# can i paint over 'conditioned' wood?



## sonofbuster (Mar 28, 2010)

hi there! i'm (slowly) finishing a bookcase for my kid and originally planned on sanding and staining with a poly coat. i did this with his step stool and it still looks great after a year of abuse. following the steps i took with that stool, i conditioned the bookcase with Minwax pre-stain conditioner. it darkened the wood a hair making the grain of the ply come out and... i don't like it. yes, i'm a newb and maybe i was being optimistic about how stained plywood would look, but it's where it is now. 

so my question: after having done this 'conditioning', can i just paint over the wood or do i have to go through and sand again? actually, i'm not going to sand the thing again as it took me a couple months to get it all sanded doing little bits at a time. if i can't paint it, i will just finish the job and chalk it up as 'lesson learned'! hopefully, though, someone has made the same 'mistake' and painted just fine! hopefully...


----------



## Rick Mosher (Feb 26, 2009)

Scuff sand with 220 or 180 grit sandpaper and then prime with a shellac based primer like BIN. I apply a thinned coat first (50/50) and when that is dry caulk any gaps and spackle any holes. Scuff sand 220 and apply full coat of primer. Surface should be perfect at this point, scuff sand 220 and paint with the paint of your choosing. 

If you want to make sure do a sample piece on scrap wood using the conditioner first and make sure everything sticks like it is supposed to. :icon_smile:


----------



## Steve Neul (Sep 2, 2011)

If the conditioner has dried overnight you should be able to paint it like it never had the conditioner put on it.


----------



## sonofbuster (Mar 28, 2010)

thanks guys!


----------

(Records from a data collection)
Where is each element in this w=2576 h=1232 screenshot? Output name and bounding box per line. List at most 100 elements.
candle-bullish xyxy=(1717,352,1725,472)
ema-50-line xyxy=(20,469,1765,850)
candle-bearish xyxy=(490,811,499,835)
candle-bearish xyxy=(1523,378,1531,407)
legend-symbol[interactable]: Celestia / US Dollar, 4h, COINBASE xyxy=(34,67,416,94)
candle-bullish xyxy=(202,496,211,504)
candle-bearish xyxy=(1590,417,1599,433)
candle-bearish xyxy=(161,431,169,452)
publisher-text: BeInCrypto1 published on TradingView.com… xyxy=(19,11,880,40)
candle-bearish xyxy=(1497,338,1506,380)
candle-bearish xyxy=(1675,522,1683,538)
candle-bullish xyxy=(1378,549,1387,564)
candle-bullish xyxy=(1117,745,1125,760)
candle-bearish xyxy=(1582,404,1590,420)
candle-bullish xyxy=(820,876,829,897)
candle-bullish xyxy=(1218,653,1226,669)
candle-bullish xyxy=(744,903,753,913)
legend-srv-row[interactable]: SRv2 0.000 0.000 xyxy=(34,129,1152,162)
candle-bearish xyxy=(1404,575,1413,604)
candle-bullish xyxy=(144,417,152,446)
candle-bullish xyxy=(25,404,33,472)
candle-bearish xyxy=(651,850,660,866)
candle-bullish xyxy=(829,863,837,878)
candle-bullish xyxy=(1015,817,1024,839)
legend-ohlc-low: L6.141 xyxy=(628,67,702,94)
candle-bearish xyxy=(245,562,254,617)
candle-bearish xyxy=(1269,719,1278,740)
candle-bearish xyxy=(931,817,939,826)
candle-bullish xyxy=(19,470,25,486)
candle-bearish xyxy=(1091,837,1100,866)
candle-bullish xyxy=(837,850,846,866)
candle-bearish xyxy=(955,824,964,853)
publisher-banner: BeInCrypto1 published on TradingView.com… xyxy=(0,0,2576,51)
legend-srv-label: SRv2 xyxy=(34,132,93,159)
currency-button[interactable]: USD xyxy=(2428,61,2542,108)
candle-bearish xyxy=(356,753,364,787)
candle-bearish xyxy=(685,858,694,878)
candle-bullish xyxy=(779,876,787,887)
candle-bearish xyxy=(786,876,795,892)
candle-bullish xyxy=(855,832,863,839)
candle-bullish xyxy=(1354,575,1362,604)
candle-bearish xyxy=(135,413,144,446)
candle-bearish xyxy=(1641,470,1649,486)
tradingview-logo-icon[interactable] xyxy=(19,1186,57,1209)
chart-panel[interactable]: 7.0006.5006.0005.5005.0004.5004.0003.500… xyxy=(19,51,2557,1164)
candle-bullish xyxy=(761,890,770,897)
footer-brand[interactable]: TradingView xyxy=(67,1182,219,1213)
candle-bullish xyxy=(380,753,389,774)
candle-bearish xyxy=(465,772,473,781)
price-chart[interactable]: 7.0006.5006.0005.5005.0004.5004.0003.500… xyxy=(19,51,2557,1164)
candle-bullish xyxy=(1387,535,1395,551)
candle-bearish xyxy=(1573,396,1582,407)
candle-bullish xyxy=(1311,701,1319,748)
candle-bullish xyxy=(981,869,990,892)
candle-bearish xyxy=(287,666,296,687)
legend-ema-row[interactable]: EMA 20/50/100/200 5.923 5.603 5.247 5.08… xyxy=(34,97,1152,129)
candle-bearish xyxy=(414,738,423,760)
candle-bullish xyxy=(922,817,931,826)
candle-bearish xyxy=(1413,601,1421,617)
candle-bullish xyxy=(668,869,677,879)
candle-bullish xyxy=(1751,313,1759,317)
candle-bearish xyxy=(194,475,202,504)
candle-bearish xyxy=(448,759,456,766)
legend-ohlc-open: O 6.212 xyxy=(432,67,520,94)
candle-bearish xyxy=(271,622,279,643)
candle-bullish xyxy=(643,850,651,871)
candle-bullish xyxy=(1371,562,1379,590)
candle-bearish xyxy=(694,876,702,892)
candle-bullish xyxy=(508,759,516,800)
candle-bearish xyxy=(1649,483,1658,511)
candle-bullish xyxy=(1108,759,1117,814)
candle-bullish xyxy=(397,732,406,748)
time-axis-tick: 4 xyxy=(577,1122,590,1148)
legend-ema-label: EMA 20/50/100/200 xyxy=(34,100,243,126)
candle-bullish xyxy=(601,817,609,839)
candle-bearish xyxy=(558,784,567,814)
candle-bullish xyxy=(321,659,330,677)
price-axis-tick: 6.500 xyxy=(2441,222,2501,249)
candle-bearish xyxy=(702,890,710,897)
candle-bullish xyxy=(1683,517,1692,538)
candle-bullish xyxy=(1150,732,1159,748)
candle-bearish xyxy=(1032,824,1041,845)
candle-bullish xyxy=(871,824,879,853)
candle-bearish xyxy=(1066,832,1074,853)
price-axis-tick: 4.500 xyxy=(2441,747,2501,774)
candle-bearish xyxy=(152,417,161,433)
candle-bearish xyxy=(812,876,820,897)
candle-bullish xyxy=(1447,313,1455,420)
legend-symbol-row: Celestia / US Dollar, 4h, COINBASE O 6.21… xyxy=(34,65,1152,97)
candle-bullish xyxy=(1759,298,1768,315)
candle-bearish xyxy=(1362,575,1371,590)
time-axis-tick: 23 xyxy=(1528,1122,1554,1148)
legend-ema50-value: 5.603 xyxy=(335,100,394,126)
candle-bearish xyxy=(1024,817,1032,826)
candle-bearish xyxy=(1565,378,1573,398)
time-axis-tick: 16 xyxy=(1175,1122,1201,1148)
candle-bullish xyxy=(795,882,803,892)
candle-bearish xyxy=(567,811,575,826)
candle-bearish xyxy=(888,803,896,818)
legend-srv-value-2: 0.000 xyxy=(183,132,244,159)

» Requirement:
Answer these questions from the thread on painting conditioned wood:
(a) What brand of pre-stain conditioner was used on the bookcase?
(b) What kind of primer does Rick Mosher recommend?
(c) According to Steve Neul, how long should the conditioner dry before painting?
These data are separate material, unrelated to the thread on painting conditioned wood.

» Result of the task:
(a) Minwax.
(b) A shellac-based primer such as BIN.
(c) Overnight.